The volatility of energy prices and increased regulations may have an adverse impact on our gross margin. Over recent years, fuel prices have been extremely volatile; many shipping companies have passed on increased prices to their customers by way of higher base pricing and increased fuel surcharges. In the future, if fuel prices increase, we expect to experience higher shipping rates and fuel surcharges, as well as energy surcharges on our raw materials. It is difficult to predict future energy prices and their impact on our business. Due to the price sensitivity of our products, we may not be able to pass such increases on to our customers, to the detriment of our operating results.

 

Disruption within our supply chain, contract manufacturing or distribution channels, once established, could have an adverse effect on our business, financial condition and results of operations. Our ability, through our suppliers, business partners, contract manufacturers, independent distributors and retailers, to make, move and sell products will be critical to our success. Any future damage or disruption to our suppliers or to manufacturing or distribution capabilities due to weather, natural disaster, fire or explosion, terrorism, pandemics, such as influenza COVID-19, labor strikes or other reasons, could impair the manufacture, distribution and sale of our products. Many of these events are outside of our control. Failure to take adequate steps to protect against or mitigate the likelihood or potential impact of such events, or to manage effectively such events if they occur, could adversely affect our business, financial condition and results of operations.

 

We will rely upon relationships with key flavor suppliers. If we are unable to source our flavors on acceptable terms from our key suppliers, we could suffer disruptions in our business. Generally, flavor suppliers hold the proprietary rights to their flavor-specific ingredients. Although we will have the exclusive rights to flavor concentrates developed by us, and while we will have the rights to the ingredients for our products, we will not possess the list of ingredients for our flavor extracts and concentrates. Consequently, we may be unable to obtain these exact flavors or concentrates from alternative suppliers on short notice. If we have to replace a flavor supplier, we could experience disruptions in our ability to deliver products to our customers, which could have a material adverse effect on our results of operations.

• _Prompt_
Repeat the business risk text word for word, starting at "We will rely" and ending at "our results of operations.".

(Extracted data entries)
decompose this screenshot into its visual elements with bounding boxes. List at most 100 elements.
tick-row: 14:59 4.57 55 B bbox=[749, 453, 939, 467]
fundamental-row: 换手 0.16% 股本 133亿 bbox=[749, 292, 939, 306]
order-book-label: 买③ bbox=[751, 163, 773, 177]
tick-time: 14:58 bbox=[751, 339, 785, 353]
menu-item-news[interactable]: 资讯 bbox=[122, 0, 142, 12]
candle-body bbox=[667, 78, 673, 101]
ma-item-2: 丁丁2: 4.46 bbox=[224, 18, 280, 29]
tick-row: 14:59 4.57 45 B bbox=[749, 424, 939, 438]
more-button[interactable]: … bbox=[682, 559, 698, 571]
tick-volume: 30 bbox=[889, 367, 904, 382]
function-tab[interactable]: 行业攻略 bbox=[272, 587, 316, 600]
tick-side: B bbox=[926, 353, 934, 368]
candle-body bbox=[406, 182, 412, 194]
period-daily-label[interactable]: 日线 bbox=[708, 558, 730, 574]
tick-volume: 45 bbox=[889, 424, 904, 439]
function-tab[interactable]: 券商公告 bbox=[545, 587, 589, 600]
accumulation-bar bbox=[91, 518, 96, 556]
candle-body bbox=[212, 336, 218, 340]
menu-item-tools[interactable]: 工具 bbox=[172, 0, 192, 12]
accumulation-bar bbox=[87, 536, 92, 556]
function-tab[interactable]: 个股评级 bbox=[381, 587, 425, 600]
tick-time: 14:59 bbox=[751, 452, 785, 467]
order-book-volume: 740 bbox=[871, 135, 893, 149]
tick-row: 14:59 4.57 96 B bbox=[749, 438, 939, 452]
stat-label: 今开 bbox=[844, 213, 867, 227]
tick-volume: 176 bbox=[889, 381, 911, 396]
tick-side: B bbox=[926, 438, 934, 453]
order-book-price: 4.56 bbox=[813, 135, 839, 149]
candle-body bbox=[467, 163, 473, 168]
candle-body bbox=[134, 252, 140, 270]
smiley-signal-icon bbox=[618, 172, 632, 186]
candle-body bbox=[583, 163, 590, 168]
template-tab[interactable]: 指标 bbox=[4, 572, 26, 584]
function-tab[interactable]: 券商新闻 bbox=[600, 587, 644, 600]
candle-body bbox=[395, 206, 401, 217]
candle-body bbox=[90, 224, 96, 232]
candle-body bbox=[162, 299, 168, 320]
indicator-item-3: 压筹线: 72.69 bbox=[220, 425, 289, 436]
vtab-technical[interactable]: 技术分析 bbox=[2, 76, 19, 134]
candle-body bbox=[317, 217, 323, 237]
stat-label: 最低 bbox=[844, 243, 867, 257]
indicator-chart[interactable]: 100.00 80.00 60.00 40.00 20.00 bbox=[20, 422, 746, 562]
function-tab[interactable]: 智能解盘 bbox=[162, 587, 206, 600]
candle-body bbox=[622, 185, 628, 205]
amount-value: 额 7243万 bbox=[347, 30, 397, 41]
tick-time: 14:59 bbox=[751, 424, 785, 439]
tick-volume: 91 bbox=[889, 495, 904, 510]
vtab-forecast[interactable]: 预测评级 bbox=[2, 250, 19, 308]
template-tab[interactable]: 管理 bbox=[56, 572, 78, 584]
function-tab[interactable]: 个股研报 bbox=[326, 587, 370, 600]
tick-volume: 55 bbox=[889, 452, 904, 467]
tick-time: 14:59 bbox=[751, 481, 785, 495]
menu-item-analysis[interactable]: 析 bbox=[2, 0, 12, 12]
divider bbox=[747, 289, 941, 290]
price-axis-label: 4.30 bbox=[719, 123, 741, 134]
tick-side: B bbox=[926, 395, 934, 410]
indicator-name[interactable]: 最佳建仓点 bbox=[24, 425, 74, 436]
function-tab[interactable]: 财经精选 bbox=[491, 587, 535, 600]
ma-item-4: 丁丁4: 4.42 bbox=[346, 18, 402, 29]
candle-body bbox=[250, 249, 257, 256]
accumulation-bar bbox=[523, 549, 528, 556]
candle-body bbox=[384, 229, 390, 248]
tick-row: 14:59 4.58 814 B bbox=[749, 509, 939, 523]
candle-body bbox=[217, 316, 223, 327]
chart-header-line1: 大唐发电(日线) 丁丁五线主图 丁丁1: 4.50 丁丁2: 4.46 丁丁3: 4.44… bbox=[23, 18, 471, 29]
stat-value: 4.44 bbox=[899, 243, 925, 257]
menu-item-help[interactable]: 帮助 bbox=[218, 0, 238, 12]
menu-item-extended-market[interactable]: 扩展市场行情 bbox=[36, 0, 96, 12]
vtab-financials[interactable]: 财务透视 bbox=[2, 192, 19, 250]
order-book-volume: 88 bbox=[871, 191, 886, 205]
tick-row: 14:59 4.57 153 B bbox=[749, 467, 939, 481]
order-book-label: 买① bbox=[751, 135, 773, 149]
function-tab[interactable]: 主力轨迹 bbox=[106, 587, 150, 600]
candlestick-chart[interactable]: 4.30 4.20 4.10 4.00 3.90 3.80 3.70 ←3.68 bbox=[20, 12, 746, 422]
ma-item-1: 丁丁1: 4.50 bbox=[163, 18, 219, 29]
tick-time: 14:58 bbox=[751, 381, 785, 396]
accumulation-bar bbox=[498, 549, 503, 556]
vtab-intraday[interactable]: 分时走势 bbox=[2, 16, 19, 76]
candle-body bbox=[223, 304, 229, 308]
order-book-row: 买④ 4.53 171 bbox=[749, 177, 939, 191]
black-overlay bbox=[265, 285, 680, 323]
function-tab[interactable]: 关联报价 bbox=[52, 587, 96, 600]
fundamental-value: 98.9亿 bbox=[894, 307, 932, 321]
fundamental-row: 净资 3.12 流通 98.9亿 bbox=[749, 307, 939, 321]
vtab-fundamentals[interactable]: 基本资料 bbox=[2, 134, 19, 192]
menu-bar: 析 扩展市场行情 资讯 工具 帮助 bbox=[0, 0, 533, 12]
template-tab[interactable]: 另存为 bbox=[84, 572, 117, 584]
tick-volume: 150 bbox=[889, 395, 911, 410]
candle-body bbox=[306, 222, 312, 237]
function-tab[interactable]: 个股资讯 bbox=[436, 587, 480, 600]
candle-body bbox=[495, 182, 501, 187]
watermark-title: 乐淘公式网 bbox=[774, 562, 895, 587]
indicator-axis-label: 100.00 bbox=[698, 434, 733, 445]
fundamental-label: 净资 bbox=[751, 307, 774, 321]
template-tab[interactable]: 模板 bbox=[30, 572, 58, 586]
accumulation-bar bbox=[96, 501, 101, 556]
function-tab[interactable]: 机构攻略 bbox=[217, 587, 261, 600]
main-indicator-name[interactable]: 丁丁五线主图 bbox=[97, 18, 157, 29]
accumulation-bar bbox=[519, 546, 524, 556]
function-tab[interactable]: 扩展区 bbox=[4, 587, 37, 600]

• _Output below_
We will rely upon relationships with key flavor suppliers. If we are unable to source our flavors on acceptable terms from our key suppliers, we could suffer disruptions in our business. Generally, flavor suppliers hold the proprietary rights to their flavor-specific ingredients. Although we will have the exclusive rights to flavor concentrates developed by us, and while we will have the rights to the ingredients for our products, we will not possess the list of ingredients for our flavor extracts and concentrates. Consequently, we may be unable to obtain these exact flavors or concentrates from alternative suppliers on short notice. If we have to replace a flavor supplier, we could experience disruptions in our ability to deliver products to our customers, which could have a material adverse effect on our results of operations.